Every entry below should be transcribed exactly; pictures stay out of the copy.

#### [Exercise material]
-- begin --
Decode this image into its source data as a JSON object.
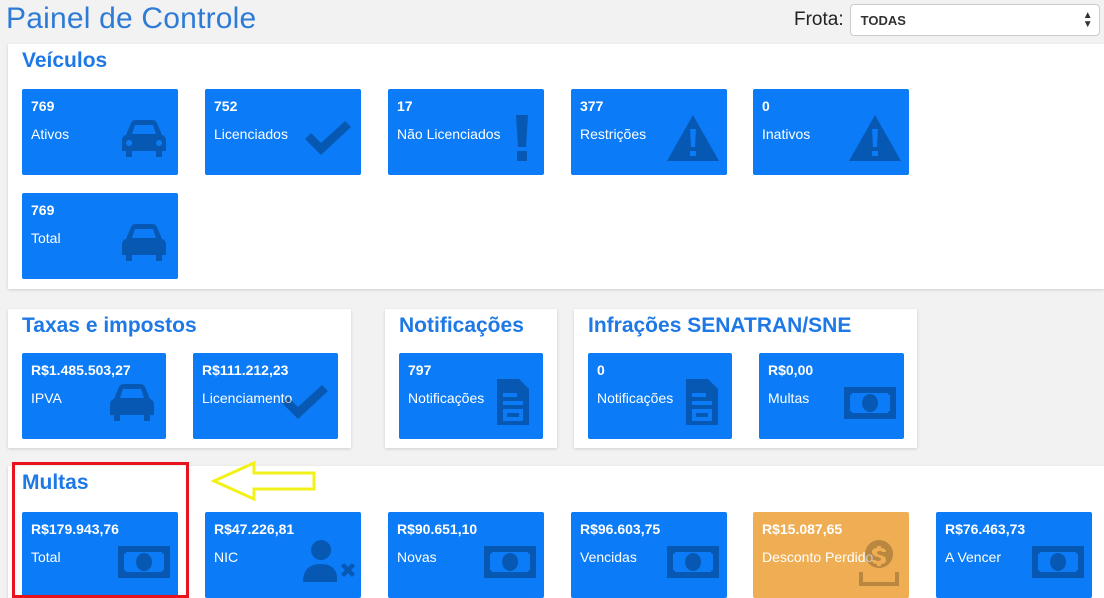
{
  "header": {
    "title": "Painel de Controle",
    "fleet_label": "Frota:",
    "fleet_selected": "TODAS"
  },
  "colors": {
    "card_blue": "#0b7bf7",
    "card_orange": "#efae54",
    "title_blue": "#1e78e6",
    "highlight_red": "#e8131b",
    "arrow_yellow": "#f2f21a"
  },
  "veiculos": {
    "title": "Veículos",
    "cards": [
      {
        "value": "769",
        "label": "Ativos",
        "icon": "car-icon"
      },
      {
        "value": "752",
        "label": "Licenciados",
        "icon": "check-icon"
      },
      {
        "value": "17",
        "label": "Não Licenciados",
        "icon": "exclamation-icon"
      },
      {
        "value": "377",
        "label": "Restrições",
        "icon": "warning-icon"
      },
      {
        "value": "0",
        "label": "Inativos",
        "icon": "warning-icon"
      },
      {
        "value": "769",
        "label": "Total",
        "icon": "car-icon"
      }
    ]
  },
  "taxas": {
    "title": "Taxas e impostos",
    "cards": [
      {
        "value": "R$1.485.503,27",
        "label": "IPVA",
        "icon": "car-icon"
      },
      {
        "value": "R$111.212,23",
        "label": "Licenciamento",
        "icon": "check-icon"
      }
    ]
  },
  "notificacoes": {
    "title": "Notificações",
    "cards": [
      {
        "value": "797",
        "label": "Notificações",
        "icon": "document-icon"
      }
    ]
  },
  "infracoes": {
    "title": "Infrações SENATRAN/SNE",
    "cards": [
      {
        "value": "0",
        "label": "Notificações",
        "icon": "document-icon"
      },
      {
        "value": "R$0,00",
        "label": "Multas",
        "icon": "money-bill-icon"
      }
    ]
  },
  "multas": {
    "title": "Multas",
    "cards": [
      {
        "value": "R$179.943,76",
        "label": "Total",
        "icon": "money-bill-icon"
      },
      {
        "value": "R$47.226,81",
        "label": "NIC",
        "icon": "user-times-icon"
      },
      {
        "value": "R$90.651,10",
        "label": "Novas",
        "icon": "money-bill-icon"
      },
      {
        "value": "R$96.603,75",
        "label": "Vencidas",
        "icon": "money-bill-icon"
      },
      {
        "value": "R$15.087,65",
        "label": "Desconto Perdido",
        "icon": "coin-hand-icon"
      },
      {
        "value": "R$76.463,73",
        "label": "A Vencer",
        "icon": "money-bill-icon"
      }
    ]
  }
}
-- end --
#### [Answer to the problem]
Decode this image into its source data as a JSON object.
{
  "header": {
    "title": "Painel de Controle",
    "fleet_label": "Frota:",
    "fleet_selected": "TODAS"
  },
  "colors": {
    "card_blue": "#0b7bf7",
    "card_orange": "#efae54",
    "title_blue": "#1e78e6",
    "highlight_red": "#e8131b",
    "arrow_yellow": "#f2f21a"
  },
  "veiculos": {
    "title": "Veículos",
    "cards": [
      {
        "value": "769",
        "label": "Ativos",
        "icon": "car-icon"
      },
      {
        "value": "752",
        "label": "Licenciados",
        "icon": "check-icon"
      },
      {
        "value": "17",
        "label": "Não Licenciados",
        "icon": "exclamation-icon"
      },
      {
        "value": "377",
        "label": "Restrições",
        "icon": "warning-icon"
      },
      {
        "value": "0",
        "label": "Inativos",
        "icon": "warning-icon"
      },
      {
        "value": "769",
        "label": "Total",
        "icon": "car-icon"
      }
    ]
  },
  "taxas": {
    "title": "Taxas e impostos",
    "cards": [
      {
        "value": "R$1.485.503,27",
        "label": "IPVA",
        "icon": "car-icon"
      },
      {
        "value": "R$111.212,23",
        "label": "Licenciamento",
        "icon": "check-icon"
      }
    ]
  },
  "notificacoes": {
    "title": "Notificações",
    "cards": [
      {
        "value": "797",
        "label": "Notificações",
        "icon": "document-icon"
      }
    ]
  },
  "infracoes": {
    "title": "Infrações SENATRAN/SNE",
    "cards": [
      {
        "value": "0",
        "label": "Notificações",
        "icon": "document-icon"
      },
      {
        "value": "R$0,00",
        "label": "Multas",
        "icon": "money-bill-icon"
      }
    ]
  },
  "multas": {
    "title": "Multas",
    "cards": [
      {
        "value": "R$179.943,76",
        "label": "Total",
        "icon": "money-bill-icon"
      },
      {
        "value": "R$47.226,81",
        "label": "NIC",
        "icon": "user-times-icon"
      },
      {
        "value": "R$90.651,10",
        "label": "Novas",
        "icon": "money-bill-icon"
      },
      {
        "value": "R$96.603,75",
        "label": "Vencidas",
        "icon": "money-bill-icon"
      },
      {
        "value": "R$15.087,65",
        "label": "Desconto Perdido",
        "icon": "coin-hand-icon"
      },
      {
        "value": "R$76.463,73",
        "label": "A Vencer",
        "icon": "money-bill-icon"
      }
    ]
  }
}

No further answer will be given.